Aim of the task =>
Take each line containing "JSON" and report it exactly as written.

-- Begin Records for the exercise --

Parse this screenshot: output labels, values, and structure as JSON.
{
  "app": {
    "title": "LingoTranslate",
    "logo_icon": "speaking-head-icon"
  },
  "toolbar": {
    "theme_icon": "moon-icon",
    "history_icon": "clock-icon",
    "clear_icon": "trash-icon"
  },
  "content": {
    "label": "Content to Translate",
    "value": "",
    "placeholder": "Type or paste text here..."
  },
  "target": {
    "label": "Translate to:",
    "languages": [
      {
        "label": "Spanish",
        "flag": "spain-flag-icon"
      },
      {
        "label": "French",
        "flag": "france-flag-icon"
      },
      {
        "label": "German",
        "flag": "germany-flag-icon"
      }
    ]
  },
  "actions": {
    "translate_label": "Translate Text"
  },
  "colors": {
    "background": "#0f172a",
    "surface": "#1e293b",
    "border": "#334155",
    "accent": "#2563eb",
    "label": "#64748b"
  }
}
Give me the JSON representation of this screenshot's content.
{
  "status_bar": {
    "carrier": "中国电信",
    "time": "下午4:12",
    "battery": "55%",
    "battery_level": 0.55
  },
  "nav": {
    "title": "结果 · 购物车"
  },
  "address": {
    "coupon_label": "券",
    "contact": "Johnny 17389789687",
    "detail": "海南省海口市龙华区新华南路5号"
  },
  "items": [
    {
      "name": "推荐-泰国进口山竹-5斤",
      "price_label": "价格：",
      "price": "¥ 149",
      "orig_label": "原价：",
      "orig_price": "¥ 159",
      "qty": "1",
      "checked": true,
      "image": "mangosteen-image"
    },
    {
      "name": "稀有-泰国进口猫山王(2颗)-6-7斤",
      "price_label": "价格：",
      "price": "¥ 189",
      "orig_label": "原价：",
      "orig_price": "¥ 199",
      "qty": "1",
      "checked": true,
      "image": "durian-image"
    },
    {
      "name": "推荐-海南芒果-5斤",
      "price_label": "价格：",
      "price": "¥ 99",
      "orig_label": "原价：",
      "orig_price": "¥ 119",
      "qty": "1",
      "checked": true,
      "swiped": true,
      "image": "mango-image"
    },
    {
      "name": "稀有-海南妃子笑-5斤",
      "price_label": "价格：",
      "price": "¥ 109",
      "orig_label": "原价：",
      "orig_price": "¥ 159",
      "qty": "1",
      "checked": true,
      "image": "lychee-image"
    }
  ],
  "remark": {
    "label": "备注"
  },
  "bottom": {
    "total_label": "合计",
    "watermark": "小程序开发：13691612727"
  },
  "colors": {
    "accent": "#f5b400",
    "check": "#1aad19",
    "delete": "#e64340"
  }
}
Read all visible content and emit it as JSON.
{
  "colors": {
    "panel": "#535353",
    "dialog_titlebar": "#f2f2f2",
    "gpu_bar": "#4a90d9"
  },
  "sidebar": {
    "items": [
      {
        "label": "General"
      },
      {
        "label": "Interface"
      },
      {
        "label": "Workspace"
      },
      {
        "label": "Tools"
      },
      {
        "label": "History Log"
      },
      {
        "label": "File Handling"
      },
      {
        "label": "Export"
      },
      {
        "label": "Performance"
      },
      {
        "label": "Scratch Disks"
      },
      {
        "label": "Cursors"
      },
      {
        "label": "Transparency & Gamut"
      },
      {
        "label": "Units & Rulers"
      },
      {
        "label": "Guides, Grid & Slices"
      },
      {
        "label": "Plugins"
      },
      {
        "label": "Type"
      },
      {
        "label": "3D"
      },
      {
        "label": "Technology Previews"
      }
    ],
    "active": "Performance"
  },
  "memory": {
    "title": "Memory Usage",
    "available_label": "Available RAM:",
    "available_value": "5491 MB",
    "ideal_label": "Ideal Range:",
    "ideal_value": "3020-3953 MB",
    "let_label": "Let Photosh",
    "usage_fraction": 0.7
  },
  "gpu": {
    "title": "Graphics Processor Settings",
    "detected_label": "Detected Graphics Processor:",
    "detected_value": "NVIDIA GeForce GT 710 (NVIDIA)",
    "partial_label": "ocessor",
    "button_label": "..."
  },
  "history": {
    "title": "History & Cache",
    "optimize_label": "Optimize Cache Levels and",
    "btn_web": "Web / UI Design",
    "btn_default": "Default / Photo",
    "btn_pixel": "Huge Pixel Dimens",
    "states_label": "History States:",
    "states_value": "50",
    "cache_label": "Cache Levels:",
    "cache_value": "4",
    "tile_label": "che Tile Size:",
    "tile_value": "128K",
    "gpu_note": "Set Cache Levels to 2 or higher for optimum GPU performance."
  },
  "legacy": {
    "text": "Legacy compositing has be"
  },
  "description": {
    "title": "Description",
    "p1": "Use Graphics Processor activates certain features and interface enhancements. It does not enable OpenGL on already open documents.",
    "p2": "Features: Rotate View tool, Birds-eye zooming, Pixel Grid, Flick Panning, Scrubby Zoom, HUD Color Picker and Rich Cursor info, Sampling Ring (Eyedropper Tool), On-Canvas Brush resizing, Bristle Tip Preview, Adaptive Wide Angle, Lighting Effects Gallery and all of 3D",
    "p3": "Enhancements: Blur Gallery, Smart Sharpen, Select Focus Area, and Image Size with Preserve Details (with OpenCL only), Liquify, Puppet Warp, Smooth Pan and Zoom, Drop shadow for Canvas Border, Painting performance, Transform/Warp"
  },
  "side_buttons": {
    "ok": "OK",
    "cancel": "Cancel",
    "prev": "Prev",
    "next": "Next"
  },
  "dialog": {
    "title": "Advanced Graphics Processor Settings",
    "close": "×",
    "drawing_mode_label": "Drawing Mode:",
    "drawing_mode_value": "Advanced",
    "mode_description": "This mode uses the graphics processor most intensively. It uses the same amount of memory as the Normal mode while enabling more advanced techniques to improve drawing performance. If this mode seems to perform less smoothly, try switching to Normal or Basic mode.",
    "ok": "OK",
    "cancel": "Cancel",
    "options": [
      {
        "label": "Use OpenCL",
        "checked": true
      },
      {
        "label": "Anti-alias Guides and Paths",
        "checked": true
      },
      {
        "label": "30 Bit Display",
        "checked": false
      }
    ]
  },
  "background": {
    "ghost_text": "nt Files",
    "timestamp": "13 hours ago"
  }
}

-- End Records for the exercise --

Solved problem =>
Parse this screenshot: output labels, values, and structure as JSON.
Give me the JSON representation of this screenshot's content.
Read all visible content and emit it as JSON.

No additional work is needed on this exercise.